# [YOUR GOAL]
Return the material exactly as supplied, apart from the pictures, which are omitted.

Extracted data entries:
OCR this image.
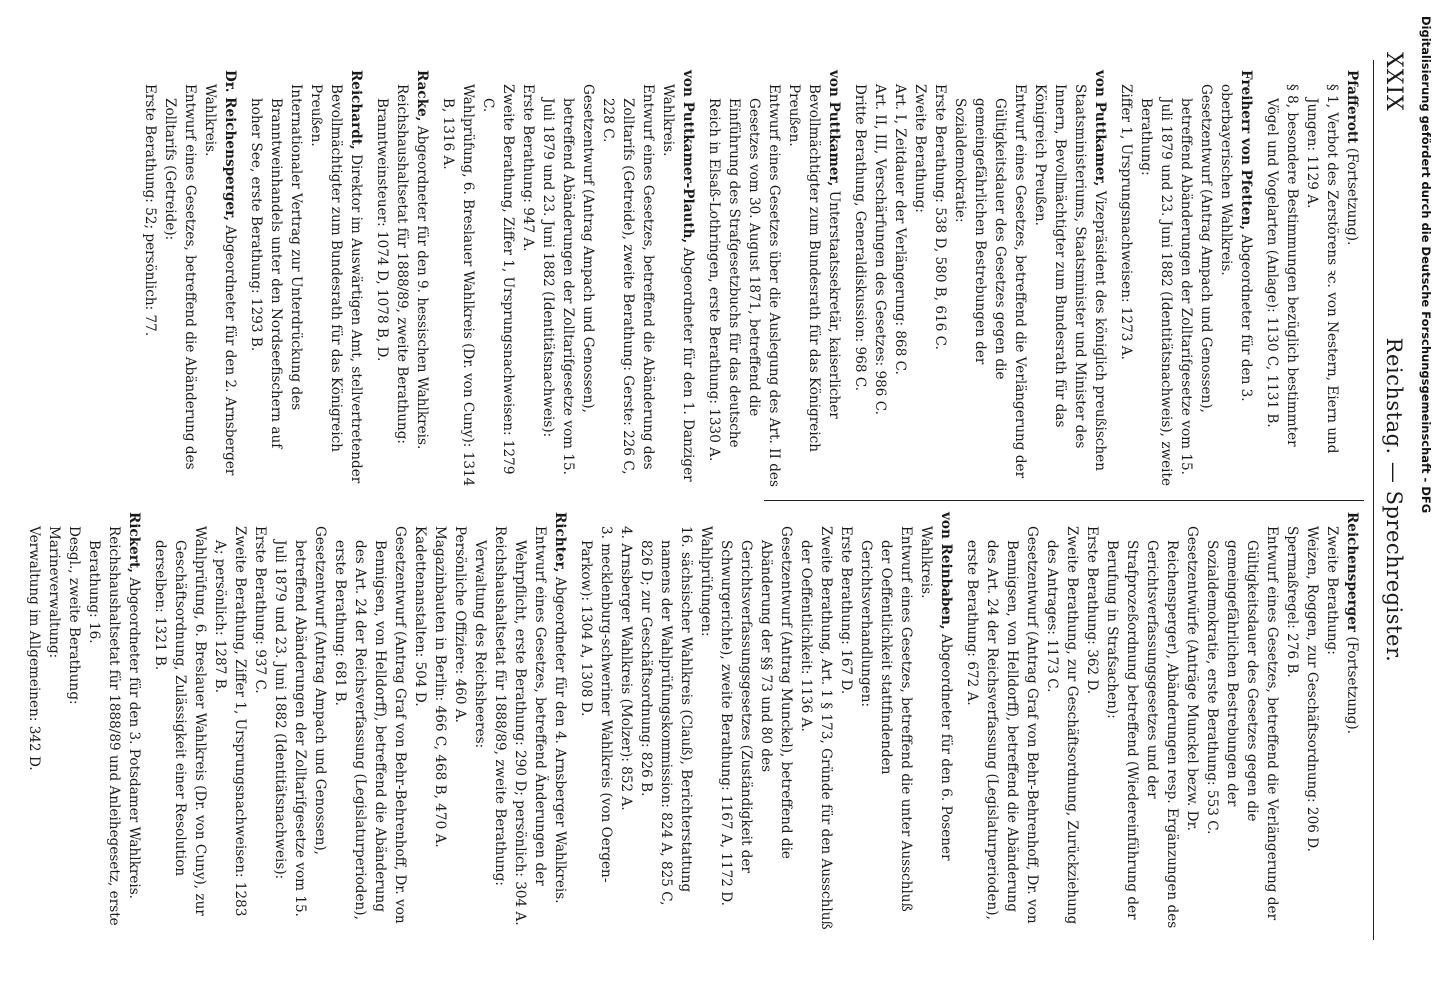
XXIX
Reichstag. — Sprechregister.
Pfafferott (Fortsetzung).
§ 1, Verbot des Zerstörens ꝛc. von Nestern, Eiern und Jungen: 1129 A.
§ 8, besondere Bestimmungen bezüglich bestimmter Vögel und Vogelarten (Anlage): 1130 C, 1131 B.
Freiherr von Pfetten, Abgeordneter für den 3. oberbayerischen Wahlkreis.
Gesetzentwurf (Antrag Ampach und Genossen), betreffend Abänderungen der Zolltarifgesetze vom 15. Juli 1879 und 23. Juni 1882 (Identitätsnachweis), zweite Berathung:
Ziffer 1, Ursprungsnachweisen: 1273 A.
von Puttkamer, Vizepräsident des königlich preußischen Staatsministeriums, Staatsminister und Minister des Innern, Bevollmächtigter zum Bundesrath für das Königreich Preußen.
Entwurf eines Gesetzes, betreffend die Verlängerung der Gültigkeitsdauer des Gesetzes gegen die gemeingefährlichen Bestrebungen der Sozialdemokratie:
Erste Berathung: 538 D, 580 B, 616 C.
Zweite Berathung:
Art. I, Zeitdauer der Verlängerung: 868 C.
Art. II, III, Verschärfungen des Gesetzes: 986 C.
Dritte Berathung, Generaldiskussion: 968 C.
von Puttkamer, Unterstaatssekretär, kaiserlicher Bevollmächtigter zum Bundesrath für das Königreich Preußen.
Entwurf eines Gesetzes über die Auslegung des Art. II des Gesetzes vom 30. August 1871, betreffend die Einführung des Strafgesetzbuchs für das deutsche Reich in Elsaß-Lothringen, erste Berathung: 1330 A.
von Puttkamer-Plauth, Abgeordneter für den 1. Danziger Wahlkreis.
Entwurf eines Gesetzes, betreffend die Abänderung des Zolltarifs (Getreide), zweite Berathung: Gerste: 226 C, 228 C.
Gesetzentwurf (Antrag Ampach und Genossen), betreffend Abänderungen der Zolltarifgesetze vom 15. Juli 1879 und 23. Juni 1882 (Identitätsnachweis):
Erste Berathung: 947 A.
Zweite Berathung, Ziffer 1, Ursprungsnachweisen: 1279 C.
Wahlprüfung, 6. Breslauer Wahlkreis (Dr. von Cuny): 1314 B, 1316 A.
Racke, Abgeordneter für den 9. hessischen Wahlkreis.
Reichshaushaltsetat für 1888/89, zweite Berathung: Branntweinsteuer: 1074 D, 1078 B, D.
Reichardt, Direktor im Auswärtigen Amt, stellvertretender Bevollmächtigter zum Bundesrath für das Königreich Preußen.
Internationaler Vertrag zur Unterdrückung des Branntweinhandels unter den Nordseefischern auf hoher See, erste Berathung: 1293 B.
Dr. Reichensperger, Abgeordneter für den 2. Arnsberger Wahlkreis.
Entwurf eines Gesetzes, betreffend die Abänderung des Zolltarifs (Getreide):
Erste Berathung: 52; persönlich: 77.
Reichensperger (Fortsetzung).
Zweite Berathung:
Weizen, Roggen, zur Geschäftsordnung: 206 D.
Spermaßregel: 276 B.
Entwurf eines Gesetzes, betreffend die Verlängerung der Gültigkeitsdauer des Gesetzes gegen die gemeingefährlichen Bestrebungen der Sozialdemokratie, erste Berathung: 553 C.
Gesetzentwürfe (Anträge Munckel bezw. Dr. Reichensperger), Abänderungen resp. Ergänzungen des Gerichtsverfassungsgesetzes und der Strafprozeßordnung betreffend (Wiedereinführung der Berufung in Strafsachen):
Erste Berathung: 362 D.
Zweite Berathung, zur Geschäftsordnung, Zurückziehung des Antrages: 1173 C.
Gesetzentwurf (Antrag Graf von Behr-Behrenhoff, Dr. von Bennigsen, von Helldorff), betreffend die Abänderung des Art. 24 der Reichsverfassung (Legislaturperioden), erste Berathung: 672 A.
von Reinbaben, Abgeordneter für den 6. Posener Wahlkreis.
Entwurf eines Gesetzes, betreffend die unter Ausschluß der Oeffentlichkeit stattfindenden Gerichtsverhandlungen:
Erste Berathung: 167 D.
Zweite Berathung, Art. 1 § 173, Gründe für den Ausschluß der Oeffentlichkeit: 1136 A.
Gesetzentwurf (Antrag Munckel), betreffend die Abänderung der §§ 73 und 80 des Gerichtsverfassungsgesetzes (Zuständigkeit der Schwurgerichte), zweite Berathung: 1167 A, 1172 D.
Wahlprüfungen:
16. sächsischer Wahlkreis (Clauß), Berichterstattung namens der Wahlprüfungskommission: 824 A, 825 C, 826 D; zur Geschäftsordnung: 826 B.
4. Arnsberger Wahlkreis (Molzer): 852 A.
3. mecklenburg-schweriner Wahlkreis (von Oergen-Parkow): 1304 A, 1308 D.
Richter, Abgeordneter für den 4. Arnsberger Wahlkreis.
Entwurf eines Gesetzes, betreffend Änderungen der Wehrpflicht, erste Berathung: 290 D; persönlich: 304 A.
Reichshaushaltsetat für 1888/89, zweite Berathung: Verwaltung des Reichsheeres:
Persönliche Offiziere: 460 A.
Magazinbauten in Berlin: 466 C, 468 B, 470 A.
Kadettenanstalten: 504 D.
Gesetzentwurf (Antrag Graf von Behr-Behrenhoff, Dr. von Bennigsen, von Helldorff), betreffend die Abänderung des Art. 24 der Reichsverfassung (Legislaturperioden), erste Berathung: 681 B.
Gesetzentwurf (Antrag Ampach und Genossen), betreffend Abänderungen der Zolltarifgesetze vom 15. Juli 1879 und 23. Juni 1882 (Identitätsnachweis):
Erste Berathung: 937 C.
Zweite Berathung, Ziffer 1, Ursprungsnachweisen: 1283 A; persönlich: 1287 B.
Wahlprüfung, 6. Breslauer Wahlkreis (Dr. von Cuny), zur Geschäftsordnung, Zulässigkeit einer Resolution derselben: 1321 B.
Rickert, Abgeordneter für den 3. Potsdamer Wahlkreis.
Reichshaushaltsetat für 1888/89 und Anleihegesetz, erste Berathung: 16.
Desgl., zweite Berathung:
Marineverwaltung:
Verwaltung im Allgemeinen: 342 D.
Digitalisierung gefördert durch die Deutsche Forschungsgemeinschaft - DFG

# [OUTPUT OF THE EXERCISE]
OCR this image.
XXIX
Reichstag. — Sprechregister.
Pfafferott (Fortsetzung).
§ 1, Verbot des Zerstörens ꝛc. von Nestern, Eiern und Jungen: 1129 A.
§ 8, besondere Bestimmungen bezüglich bestimmter Vögel und Vogelarten (Anlage): 1130 C, 1131 B.
Freiherr von Pfetten, Abgeordneter für den 3. oberbayerischen Wahlkreis.
Gesetzentwurf (Antrag Ampach und Genossen), betreffend Abänderungen der Zolltarifgesetze vom 15. Juli 1879 und 23. Juni 1882 (Identitätsnachweis), zweite Berathung:
Ziffer 1, Ursprungsnachweisen: 1273 A.
von Puttkamer, Vizepräsident des königlich preußischen Staatsministeriums, Staatsminister und Minister des Innern, Bevollmächtigter zum Bundesrath für das Königreich Preußen.
Entwurf eines Gesetzes, betreffend die Verlängerung der Gültigkeitsdauer des Gesetzes gegen die gemeingefährlichen Bestrebungen der Sozialdemokratie:
Erste Berathung: 538 D, 580 B, 616 C.
Zweite Berathung:
Art. I, Zeitdauer der Verlängerung: 868 C.
Art. II, III, Verschärfungen des Gesetzes: 986 C.
Dritte Berathung, Generaldiskussion: 968 C.
von Puttkamer, Unterstaatssekretär, kaiserlicher Bevollmächtigter zum Bundesrath für das Königreich Preußen.
Entwurf eines Gesetzes über die Auslegung des Art. II des Gesetzes vom 30. August 1871, betreffend die Einführung des Strafgesetzbuchs für das deutsche Reich in Elsaß-Lothringen, erste Berathung: 1330 A.
von Puttkamer-Plauth, Abgeordneter für den 1. Danziger Wahlkreis.
Entwurf eines Gesetzes, betreffend die Abänderung des Zolltarifs (Getreide), zweite Berathung: Gerste: 226 C, 228 C.
Gesetzentwurf (Antrag Ampach und Genossen), betreffend Abänderungen der Zolltarifgesetze vom 15. Juli 1879 und 23. Juni 1882 (Identitätsnachweis):
Erste Berathung: 947 A.
Zweite Berathung, Ziffer 1, Ursprungsnachweisen: 1279 C.
Wahlprüfung, 6. Breslauer Wahlkreis (Dr. von Cuny): 1314 B, 1316 A.
Racke, Abgeordneter für den 9. hessischen Wahlkreis.
Reichshaushaltsetat für 1888/89, zweite Berathung: Branntweinsteuer: 1074 D, 1078 B, D.
Reichardt, Direktor im Auswärtigen Amt, stellvertretender Bevollmächtigter zum Bundesrath für das Königreich Preußen.
Internationaler Vertrag zur Unterdrückung des Branntweinhandels unter den Nordseefischern auf hoher See, erste Berathung: 1293 B.
Dr. Reichensperger, Abgeordneter für den 2. Arnsberger Wahlkreis.
Entwurf eines Gesetzes, betreffend die Abänderung des Zolltarifs (Getreide):
Erste Berathung: 52; persönlich: 77.
Reichensperger (Fortsetzung).
Zweite Berathung:
Weizen, Roggen, zur Geschäftsordnung: 206 D.
Spermaßregel: 276 B.
Entwurf eines Gesetzes, betreffend die Verlängerung der Gültigkeitsdauer des Gesetzes gegen die gemeingefährlichen Bestrebungen der Sozialdemokratie, erste Berathung: 553 C.
Gesetzentwürfe (Anträge Munckel bezw. Dr. Reichensperger), Abänderungen resp. Ergänzungen des Gerichtsverfassungsgesetzes und der Strafprozeßordnung betreffend (Wiedereinführung der Berufung in Strafsachen):
Erste Berathung: 362 D.
Zweite Berathung, zur Geschäftsordnung, Zurückziehung des Antrages: 1173 C.
Gesetzentwurf (Antrag Graf von Behr-Behrenhoff, Dr. von Bennigsen, von Helldorff), betreffend die Abänderung des Art. 24 der Reichsverfassung (Legislaturperioden), erste Berathung: 672 A.
von Reinbaben, Abgeordneter für den 6. Posener Wahlkreis.
Entwurf eines Gesetzes, betreffend die unter Ausschluß der Oeffentlichkeit stattfindenden Gerichtsverhandlungen:
Erste Berathung: 167 D.
Zweite Berathung, Art. 1 § 173, Gründe für den Ausschluß der Oeffentlichkeit: 1136 A.
Gesetzentwurf (Antrag Munckel), betreffend die Abänderung der §§ 73 und 80 des Gerichtsverfassungsgesetzes (Zuständigkeit der Schwurgerichte), zweite Berathung: 1167 A, 1172 D.
Wahlprüfungen:
16. sächsischer Wahlkreis (Clauß), Berichterstattung namens der Wahlprüfungskommission: 824 A, 825 C, 826 D; zur Geschäftsordnung: 826 B.
4. Arnsberger Wahlkreis (Molzer): 852 A.
3. mecklenburg-schweriner Wahlkreis (von Oergen-Parkow): 1304 A, 1308 D.
Richter, Abgeordneter für den 4. Arnsberger Wahlkreis.
Entwurf eines Gesetzes, betreffend Änderungen der Wehrpflicht, erste Berathung: 290 D; persönlich: 304 A.
Reichshaushaltsetat für 1888/89, zweite Berathung: Verwaltung des Reichsheeres:
Persönliche Offiziere: 460 A.
Magazinbauten in Berlin: 466 C, 468 B, 470 A.
Kadettenanstalten: 504 D.
Gesetzentwurf (Antrag Graf von Behr-Behrenhoff, Dr. von Bennigsen, von Helldorff), betreffend die Abänderung des Art. 24 der Reichsverfassung (Legislaturperioden), erste Berathung: 681 B.
Gesetzentwurf (Antrag Ampach und Genossen), betreffend Abänderungen der Zolltarifgesetze vom 15. Juli 1879 und 23. Juni 1882 (Identitätsnachweis):
Erste Berathung: 937 C.
Zweite Berathung, Ziffer 1, Ursprungsnachweisen: 1283 A; persönlich: 1287 B.
Wahlprüfung, 6. Breslauer Wahlkreis (Dr. von Cuny), zur Geschäftsordnung, Zulässigkeit einer Resolution derselben: 1321 B.
Rickert, Abgeordneter für den 3. Potsdamer Wahlkreis.
Reichshaushaltsetat für 1888/89 und Anleihegesetz, erste Berathung: 16.
Desgl., zweite Berathung:
Marineverwaltung:
Verwaltung im Allgemeinen: 342 D.
Digitalisierung gefördert durch die Deutsche Forschungsgemeinschaft - DFG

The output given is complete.